• _BRIEF_
Below are some records; return each one exactly.

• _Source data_
== == ==

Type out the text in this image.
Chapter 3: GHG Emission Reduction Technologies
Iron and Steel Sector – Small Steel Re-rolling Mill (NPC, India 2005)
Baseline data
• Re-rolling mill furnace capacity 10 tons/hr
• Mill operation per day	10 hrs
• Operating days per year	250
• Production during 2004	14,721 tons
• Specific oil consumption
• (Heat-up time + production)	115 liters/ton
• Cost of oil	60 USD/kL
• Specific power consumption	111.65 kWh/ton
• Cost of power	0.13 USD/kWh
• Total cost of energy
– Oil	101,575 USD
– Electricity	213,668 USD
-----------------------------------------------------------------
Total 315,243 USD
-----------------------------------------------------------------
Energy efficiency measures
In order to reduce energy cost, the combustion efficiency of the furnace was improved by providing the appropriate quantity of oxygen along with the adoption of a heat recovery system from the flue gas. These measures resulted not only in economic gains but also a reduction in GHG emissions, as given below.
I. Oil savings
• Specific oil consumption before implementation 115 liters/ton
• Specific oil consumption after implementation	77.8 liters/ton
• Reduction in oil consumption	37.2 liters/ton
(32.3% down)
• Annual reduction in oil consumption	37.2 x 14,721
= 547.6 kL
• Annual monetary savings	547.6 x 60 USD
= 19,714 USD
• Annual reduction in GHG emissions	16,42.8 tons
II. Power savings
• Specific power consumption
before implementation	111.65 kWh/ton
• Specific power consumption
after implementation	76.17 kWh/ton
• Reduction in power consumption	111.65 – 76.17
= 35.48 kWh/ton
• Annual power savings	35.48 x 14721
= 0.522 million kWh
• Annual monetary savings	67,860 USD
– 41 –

== == ==

• _OUTPUT_
Type out the text in this image.
Chapter 3: GHG Emission Reduction Technologies
Iron and Steel Sector – Small Steel Re-rolling Mill (NPC, India 2005)
Baseline data
• Re-rolling mill furnace capacity 10 tons/hr
• Mill operation per day	10 hrs
• Operating days per year	250
• Production during 2004	14,721 tons
• Specific oil consumption
• (Heat-up time + production)	115 liters/ton
• Cost of oil	60 USD/kL
• Specific power consumption	111.65 kWh/ton
• Cost of power	0.13 USD/kWh
• Total cost of energy
– Oil	101,575 USD
– Electricity	213,668 USD
-----------------------------------------------------------------
Total 315,243 USD
-----------------------------------------------------------------
Energy efficiency measures
In order to reduce energy cost, the combustion efficiency of the furnace was improved by providing the appropriate quantity of oxygen along with the adoption of a heat recovery system from the flue gas. These measures resulted not only in economic gains but also a reduction in GHG emissions, as given below.
I. Oil savings
• Specific oil consumption before implementation 115 liters/ton
• Specific oil consumption after implementation	77.8 liters/ton
• Reduction in oil consumption	37.2 liters/ton
(32.3% down)
• Annual reduction in oil consumption	37.2 x 14,721
= 547.6 kL
• Annual monetary savings	547.6 x 60 USD
= 19,714 USD
• Annual reduction in GHG emissions	16,42.8 tons
II. Power savings
• Specific power consumption
before implementation	111.65 kWh/ton
• Specific power consumption
after implementation	76.17 kWh/ton
• Reduction in power consumption	111.65 – 76.17
= 35.48 kWh/ton
• Annual power savings	35.48 x 14721
= 0.522 million kWh
• Annual monetary savings	67,860 USD
– 41 –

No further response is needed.